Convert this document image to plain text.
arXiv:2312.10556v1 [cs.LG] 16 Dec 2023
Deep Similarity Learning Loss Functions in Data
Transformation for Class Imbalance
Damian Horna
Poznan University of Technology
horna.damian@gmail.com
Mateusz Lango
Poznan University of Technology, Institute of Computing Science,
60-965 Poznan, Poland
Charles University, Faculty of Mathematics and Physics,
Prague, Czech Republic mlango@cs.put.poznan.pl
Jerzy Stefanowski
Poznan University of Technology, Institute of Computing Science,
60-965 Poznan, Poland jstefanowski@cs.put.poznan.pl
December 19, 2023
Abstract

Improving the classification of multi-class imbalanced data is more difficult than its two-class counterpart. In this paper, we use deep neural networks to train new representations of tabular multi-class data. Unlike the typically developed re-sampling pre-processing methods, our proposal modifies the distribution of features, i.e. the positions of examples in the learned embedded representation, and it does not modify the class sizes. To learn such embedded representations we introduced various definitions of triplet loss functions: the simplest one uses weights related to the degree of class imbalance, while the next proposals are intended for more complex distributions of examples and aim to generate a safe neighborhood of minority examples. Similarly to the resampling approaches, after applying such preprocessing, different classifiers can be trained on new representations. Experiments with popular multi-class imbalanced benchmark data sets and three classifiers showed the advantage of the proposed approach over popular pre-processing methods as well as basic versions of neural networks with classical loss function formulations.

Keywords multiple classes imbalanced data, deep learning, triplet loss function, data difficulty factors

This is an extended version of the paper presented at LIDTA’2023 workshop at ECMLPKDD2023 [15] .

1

[Exercise instructions]: Reproduce each line verbatim.

[Final result]:
Convert this document image to plain text.
arXiv:2312.10556v1 [cs.LG] 16 Dec 2023
Deep Similarity Learning Loss Functions in Data
Transformation for Class Imbalance
Damian Horna
Poznan University of Technology
horna.damian@gmail.com
Mateusz Lango
Poznan University of Technology, Institute of Computing Science,
60-965 Poznan, Poland
Charles University, Faculty of Mathematics and Physics,
Prague, Czech Republic mlango@cs.put.poznan.pl
Jerzy Stefanowski
Poznan University of Technology, Institute of Computing Science,
60-965 Poznan, Poland jstefanowski@cs.put.poznan.pl
December 19, 2023
Abstract

Improving the classification of multi-class imbalanced data is more difficult than its two-class counterpart. In this paper, we use deep neural networks to train new representations of tabular multi-class data. Unlike the typically developed re-sampling pre-processing methods, our proposal modifies the distribution of features, i.e. the positions of examples in the learned embedded representation, and it does not modify the class sizes. To learn such embedded representations we introduced various definitions of triplet loss functions: the simplest one uses weights related to the degree of class imbalance, while the next proposals are intended for more complex distributions of examples and aim to generate a safe neighborhood of minority examples. Similarly to the resampling approaches, after applying such preprocessing, different classifiers can be trained on new representations. Experiments with popular multi-class imbalanced benchmark data sets and three classifiers showed the advantage of the proposed approach over popular pre-processing methods as well as basic versions of neural networks with classical loss function formulations.

Keywords multiple classes imbalanced data, deep learning, triplet loss function, data difficulty factors

This is an extended version of the paper presented at LIDTA’2023 workshop at ECMLPKDD2023 [15] .

1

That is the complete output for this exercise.